→ **Directive**: Each record below is to be copied word for word, with pictures removed.

→ **Extracted data**:

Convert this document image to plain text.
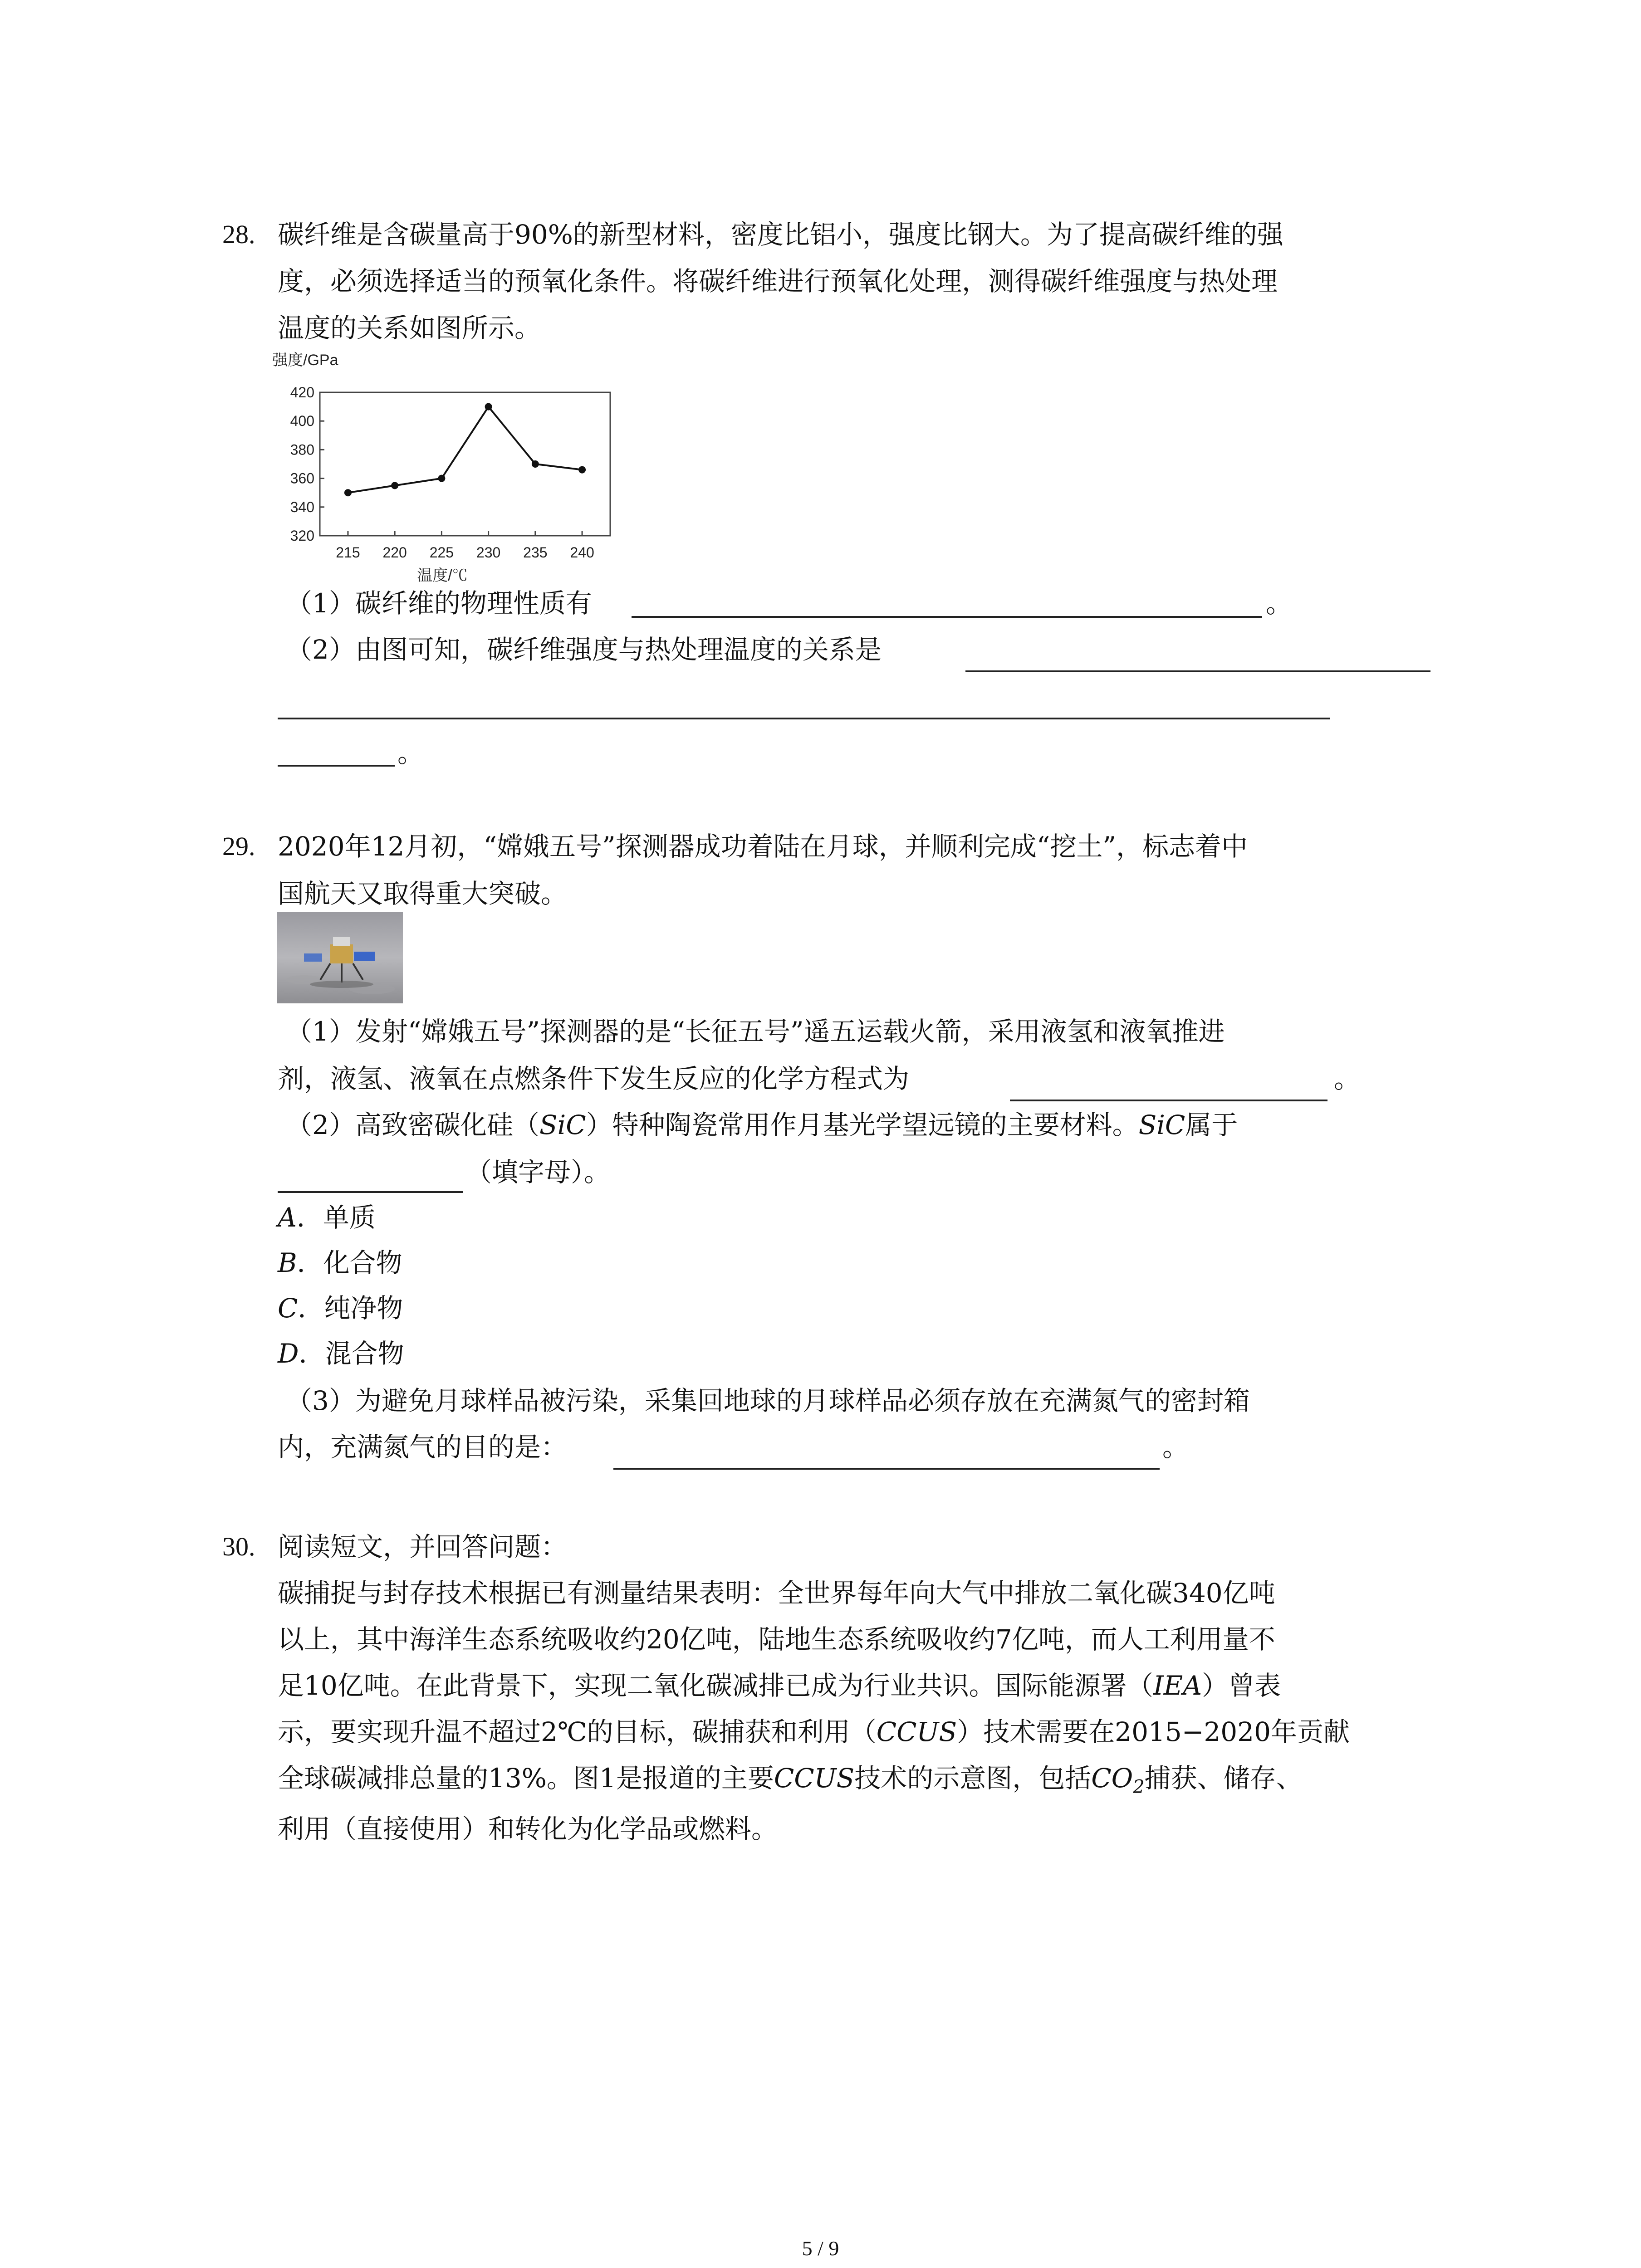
28. 碳纤维是含碳量高于90%的新型材料，密度比铝小，强度比钢大。为了提高碳纤维的强
度，必须选择适当的预氧化条件。将碳纤维进行预氧化处理，测得碳纤维强度与热处理
温度的关系如图所示。
强度/GPa
320
340
360
380
400
420
215 220 225 230 235 240
温度/℃
（1）碳纤维的物理性质有	。
（2）由图可知，碳纤维强度与热处理温度的关系是
。
29. 2020年12月初，“嫦娥五号”探测器成功着陆在月球，并顺利完成“挖土”，标志着中
国航天又取得重大突破。
（1）发射“嫦娥五号”探测器的是“长征五号”遥五运载火箭，采用液氢和液氧推进
剂，液氢、液氧在点燃条件下发生反应的化学方程式为	。
（2）高致密碳化硅（SiC）特种陶瓷常用作月基光学望远镜的主要材料。SiC属于
（填字母）。
A．单质
B．化合物
C．纯净物
D．混合物
（3）为避免月球样品被污染，采集回地球的月球样品必须存放在充满氮气的密封箱
内，充满氮气的目的是：	。
30. 阅读短文，并回答问题：
碳捕捉与封存技术根据已有测量结果表明：全世界每年向大气中排放二氧化碳340亿吨
以上，其中海洋生态系统吸收约20亿吨，陆地生态系统吸收约7亿吨，而人工利用量不
足10亿吨。在此背景下，实现二氧化碳减排已成为行业共识。国际能源署（IEA）曾表
示，要实现升温不超过2℃的目标，碳捕获和利用（CCUS）技术需要在2015−2020年贡献
全球碳减排总量的13%。图1是报道的主要CCUS技术的示意图，包括$CO_2$捕获、储存、
利用（直接使用）和转化为化学品或燃料。
5 / 9
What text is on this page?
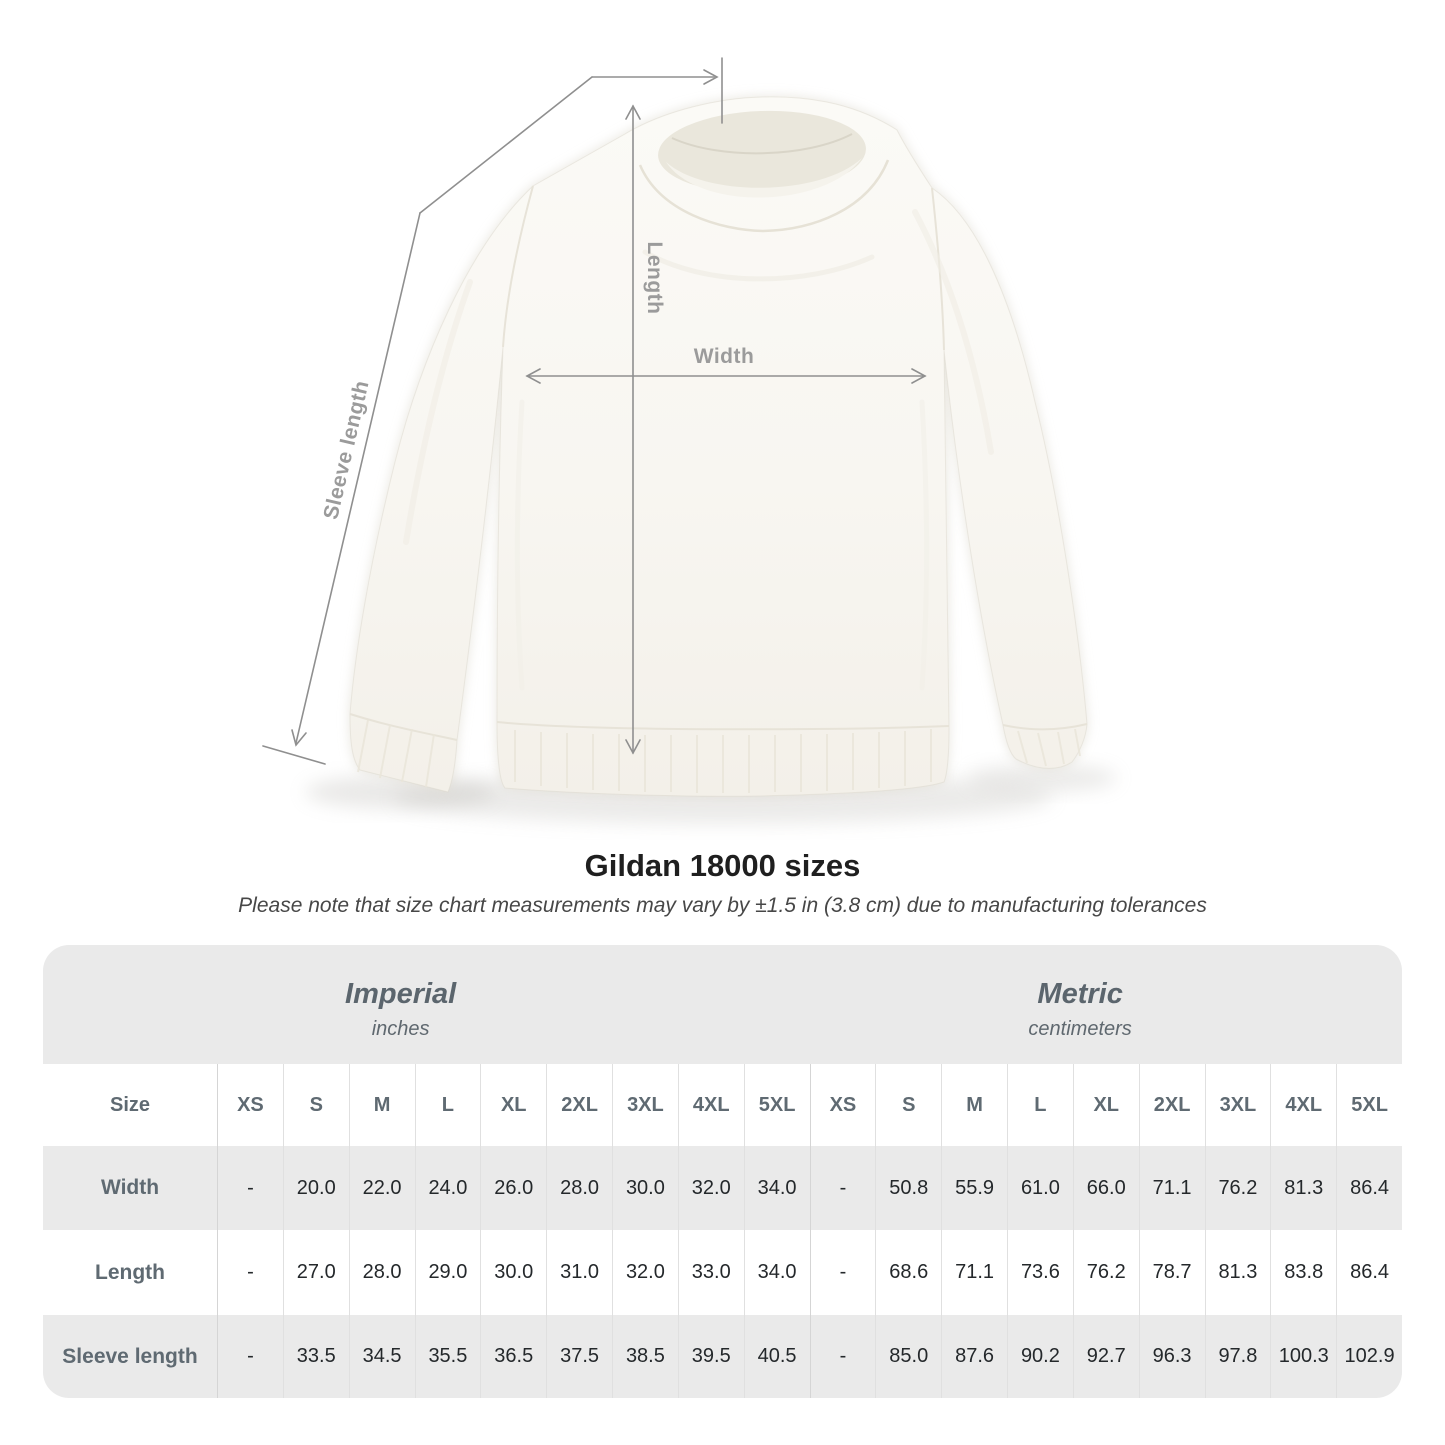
Length
Width
Sleeve length
Gildan 18000 sizes
Please note that size chart measurements may vary by ±1.5 in (3.8 cm) due to manufacturing tolerances
Imperial
inches
Metric
centimeters
Size	XS	S	M	L	XL	2XL	3XL	4XL	5XL	XS	S	M	L	XL	2XL	3XL	4XL	5XL
Width	-	20.0	22.0	24.0	26.0	28.0	30.0	32.0	34.0	-	50.8	55.9	61.0	66.0	71.1	76.2	81.3	86.4
Length	-	27.0	28.0	29.0	30.0	31.0	32.0	33.0	34.0	-	68.6	71.1	73.6	76.2	78.7	81.3	83.8	86.4
Sleeve length	-	33.5	34.5	35.5	36.5	37.5	38.5	39.5	40.5	-	85.0	87.6	90.2	92.7	96.3	97.8	100.3 102.9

→ **Output**:
Convert this document image to plain text.
28. 碳纤维是含碳量高于90%的新型材料，密度比铝小，强度比钢大。为了提高碳纤维的强
度，必须选择适当的预氧化条件。将碳纤维进行预氧化处理，测得碳纤维强度与热处理
温度的关系如图所示。
强度/GPa
320
340
360
380
400
420
215 220 225 230 235 240
温度/℃
（1）碳纤维的物理性质有	。
（2）由图可知，碳纤维强度与热处理温度的关系是
。
29. 2020年12月初，“嫦娥五号”探测器成功着陆在月球，并顺利完成“挖土”，标志着中
国航天又取得重大突破。
（1）发射“嫦娥五号”探测器的是“长征五号”遥五运载火箭，采用液氢和液氧推进
剂，液氢、液氧在点燃条件下发生反应的化学方程式为	。
（2）高致密碳化硅（SiC）特种陶瓷常用作月基光学望远镜的主要材料。SiC属于
（填字母）。
A．单质
B．化合物
C．纯净物
D．混合物
（3）为避免月球样品被污染，采集回地球的月球样品必须存放在充满氮气的密封箱
内，充满氮气的目的是：	。
30. 阅读短文，并回答问题：
碳捕捉与封存技术根据已有测量结果表明：全世界每年向大气中排放二氧化碳340亿吨
以上，其中海洋生态系统吸收约20亿吨，陆地生态系统吸收约7亿吨，而人工利用量不
足10亿吨。在此背景下，实现二氧化碳减排已成为行业共识。国际能源署（IEA）曾表
示，要实现升温不超过2℃的目标，碳捕获和利用（CCUS）技术需要在2015−2020年贡献
全球碳减排总量的13%。图1是报道的主要CCUS技术的示意图，包括$CO_2$捕获、储存、
利用（直接使用）和转化为化学品或燃料。
5 / 9
What text is on this page?
Length
Width
Sleeve length
Gildan 18000 sizes
Please note that size chart measurements may vary by ±1.5 in (3.8 cm) due to manufacturing tolerances
Imperial
inches
Metric
centimeters
Size	XS	S	M	L	XL	2XL	3XL	4XL	5XL	XS	S	M	L	XL	2XL	3XL	4XL	5XL
Width	-	20.0	22.0	24.0	26.0	28.0	30.0	32.0	34.0	-	50.8	55.9	61.0	66.0	71.1	76.2	81.3	86.4
Length	-	27.0	28.0	29.0	30.0	31.0	32.0	33.0	34.0	-	68.6	71.1	73.6	76.2	78.7	81.3	83.8	86.4
Sleeve length	-	33.5	34.5	35.5	36.5	37.5	38.5	39.5	40.5	-	85.0	87.6	90.2	92.7	96.3	97.8	100.3 102.9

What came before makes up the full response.